▸ Exercise objective
Return a copy of each line that holds the string "style".
>> Begin
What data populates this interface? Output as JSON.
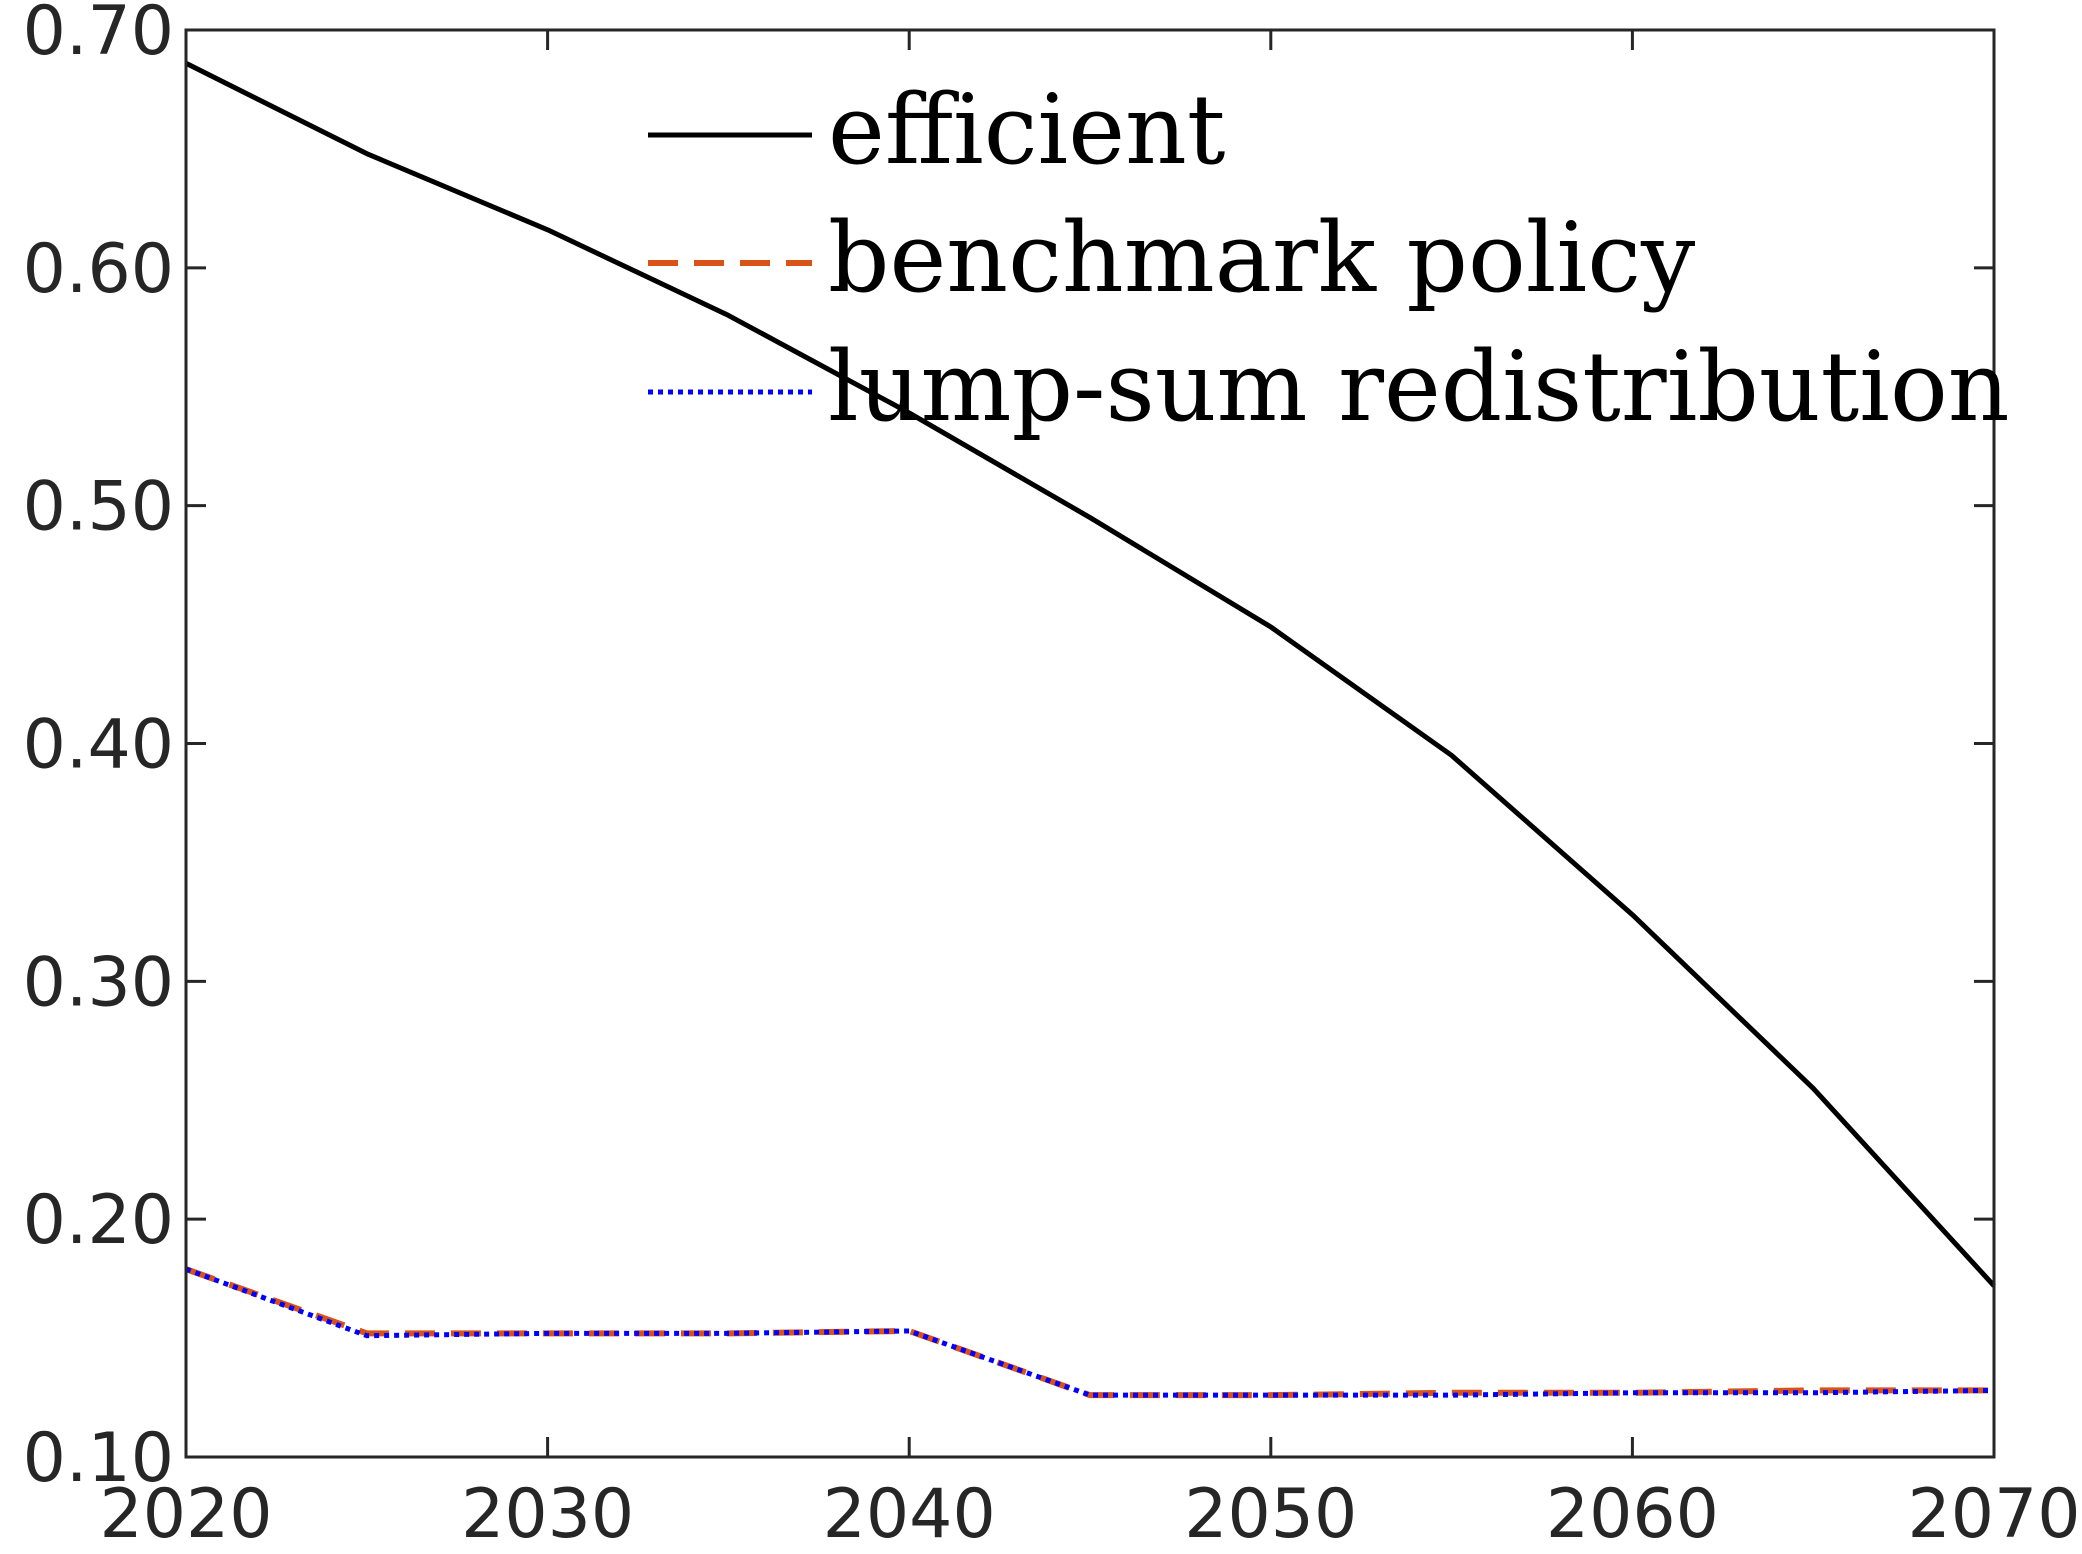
{
  "chart_data": {
    "type": "line",
    "title": "",
    "xlabel": "",
    "ylabel": "",
    "xlim": [
      2020,
      2070
    ],
    "ylim": [
      0.1,
      0.7
    ],
    "xticks": [
      "2020",
      "2030",
      "2040",
      "2050",
      "2060",
      "2070"
    ],
    "yticks": [
      "0.10",
      "0.20",
      "0.30",
      "0.40",
      "0.50",
      "0.60",
      "0.70"
    ],
    "grid": false,
    "legend_position": "top-right",
    "series": [
      {
        "name": "efficient",
        "color": "#000000",
        "style": "solid",
        "x": [
          2020,
          2025,
          2030,
          2035,
          2040,
          2045,
          2050,
          2055,
          2060,
          2065,
          2070
        ],
        "y": [
          0.686,
          0.648,
          0.616,
          0.58,
          0.539,
          0.495,
          0.449,
          0.395,
          0.328,
          0.255,
          0.172
        ]
      },
      {
        "name": "benchmark policy",
        "color": "#D95319",
        "style": "dashed",
        "x": [
          2020,
          2025,
          2030,
          2035,
          2040,
          2045,
          2050,
          2055,
          2060,
          2065,
          2070
        ],
        "y": [
          0.179,
          0.152,
          0.152,
          0.152,
          0.153,
          0.126,
          0.126,
          0.127,
          0.127,
          0.128,
          0.128
        ]
      },
      {
        "name": "lump-sum redistribution",
        "color": "#0000FF",
        "style": "dotted",
        "x": [
          2020,
          2025,
          2030,
          2035,
          2040,
          2045,
          2050,
          2055,
          2060,
          2065,
          2070
        ],
        "y": [
          0.179,
          0.151,
          0.152,
          0.152,
          0.153,
          0.126,
          0.126,
          0.126,
          0.127,
          0.127,
          0.128
        ]
      }
    ]
  }
}
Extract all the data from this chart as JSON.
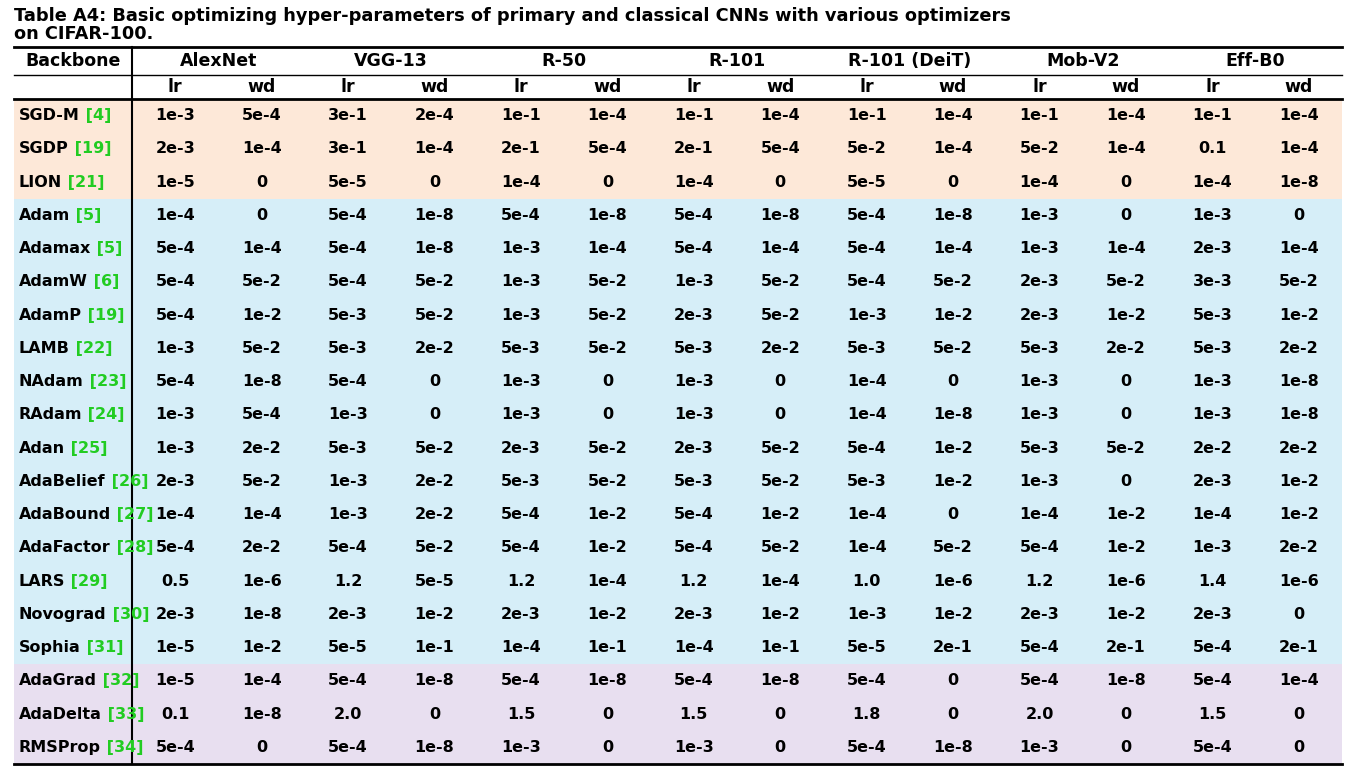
>> End
▸ Correct output
        "style": "solid",
        "style": "dashed",
        "style": "dotted",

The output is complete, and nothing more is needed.